_Exercise description_: Output each entry below as it stands, leaving out every picture.

+++++

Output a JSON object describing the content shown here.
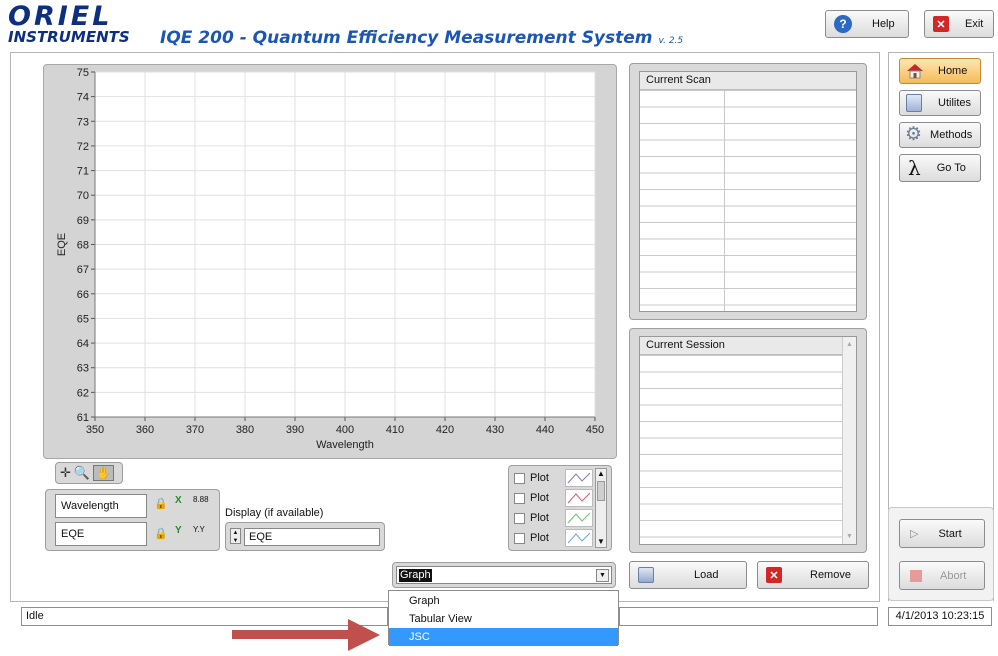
{
  "header": {
    "logo_top": "ORIEL",
    "logo_bottom": "INSTRUMENTS",
    "title": "IQE 200 - Quantum Efficiency Measurement System",
    "version": "v. 2.5",
    "help_label": "Help",
    "exit_label": "Exit"
  },
  "nav": {
    "home_label": "Home",
    "utilities_label": "Utilites",
    "methods_label": "Methods",
    "goto_label": "Go To",
    "lambda_symbol": "λ"
  },
  "chart_data": {
    "type": "line",
    "xlabel": "Wavelength",
    "ylabel": "EQE",
    "xlim": [
      350,
      450
    ],
    "ylim": [
      61,
      75
    ],
    "x_ticks": [
      "350",
      "360",
      "370",
      "380",
      "390",
      "400",
      "410",
      "420",
      "430",
      "440",
      "450"
    ],
    "y_ticks": [
      "75",
      "74",
      "73",
      "72",
      "71",
      "70",
      "69",
      "68",
      "67",
      "66",
      "65",
      "64",
      "63",
      "62",
      "61"
    ],
    "series": [],
    "grid": true
  },
  "axis_controls": {
    "x_name": "Wavelength",
    "y_name": "EQE",
    "x_scale_label": "X",
    "y_scale_label": "Y",
    "x_format": "8.88",
    "y_format": "Y.Y"
  },
  "display": {
    "label": "Display (if available)",
    "value": "EQE"
  },
  "plot_legend": [
    "Plot",
    "Plot",
    "Plot",
    "Plot"
  ],
  "view_select": {
    "value": "Graph",
    "options": [
      "Graph",
      "Tabular View",
      "JSC"
    ],
    "highlighted": "JSC"
  },
  "current_scan": {
    "title": "Current Scan"
  },
  "current_session": {
    "title": "Current Session"
  },
  "actions": {
    "load_label": "Load",
    "remove_label": "Remove",
    "start_label": "Start",
    "abort_label": "Abort"
  },
  "status": {
    "text": "Idle",
    "datetime": "4/1/2013 10:23:15"
  },
  "colors": {
    "brand_blue": "#0d2f7e",
    "title_blue": "#1b56b5",
    "selection_blue": "#3399ff",
    "arrow_red": "#c0504d"
  }
}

+++++

_Solution to the problem_:
Output a JSON object describing the content shown here.
{
  "header": {
    "logo_top": "ORIEL",
    "logo_bottom": "INSTRUMENTS",
    "title": "IQE 200 - Quantum Efficiency Measurement System",
    "version": "v. 2.5",
    "help_label": "Help",
    "exit_label": "Exit"
  },
  "nav": {
    "home_label": "Home",
    "utilities_label": "Utilites",
    "methods_label": "Methods",
    "goto_label": "Go To",
    "lambda_symbol": "λ"
  },
  "chart_data": {
    "type": "line",
    "xlabel": "Wavelength",
    "ylabel": "EQE",
    "xlim": [
      350,
      450
    ],
    "ylim": [
      61,
      75
    ],
    "x_ticks": [
      "350",
      "360",
      "370",
      "380",
      "390",
      "400",
      "410",
      "420",
      "430",
      "440",
      "450"
    ],
    "y_ticks": [
      "75",
      "74",
      "73",
      "72",
      "71",
      "70",
      "69",
      "68",
      "67",
      "66",
      "65",
      "64",
      "63",
      "62",
      "61"
    ],
    "series": [],
    "grid": true
  },
  "axis_controls": {
    "x_name": "Wavelength",
    "y_name": "EQE",
    "x_scale_label": "X",
    "y_scale_label": "Y",
    "x_format": "8.88",
    "y_format": "Y.Y"
  },
  "display": {
    "label": "Display (if available)",
    "value": "EQE"
  },
  "plot_legend": [
    "Plot",
    "Plot",
    "Plot",
    "Plot"
  ],
  "view_select": {
    "value": "Graph",
    "options": [
      "Graph",
      "Tabular View",
      "JSC"
    ],
    "highlighted": "JSC"
  },
  "current_scan": {
    "title": "Current Scan"
  },
  "current_session": {
    "title": "Current Session"
  },
  "actions": {
    "load_label": "Load",
    "remove_label": "Remove",
    "start_label": "Start",
    "abort_label": "Abort"
  },
  "status": {
    "text": "Idle",
    "datetime": "4/1/2013 10:23:15"
  },
  "colors": {
    "brand_blue": "#0d2f7e",
    "title_blue": "#1b56b5",
    "selection_blue": "#3399ff",
    "arrow_red": "#c0504d"
  }
}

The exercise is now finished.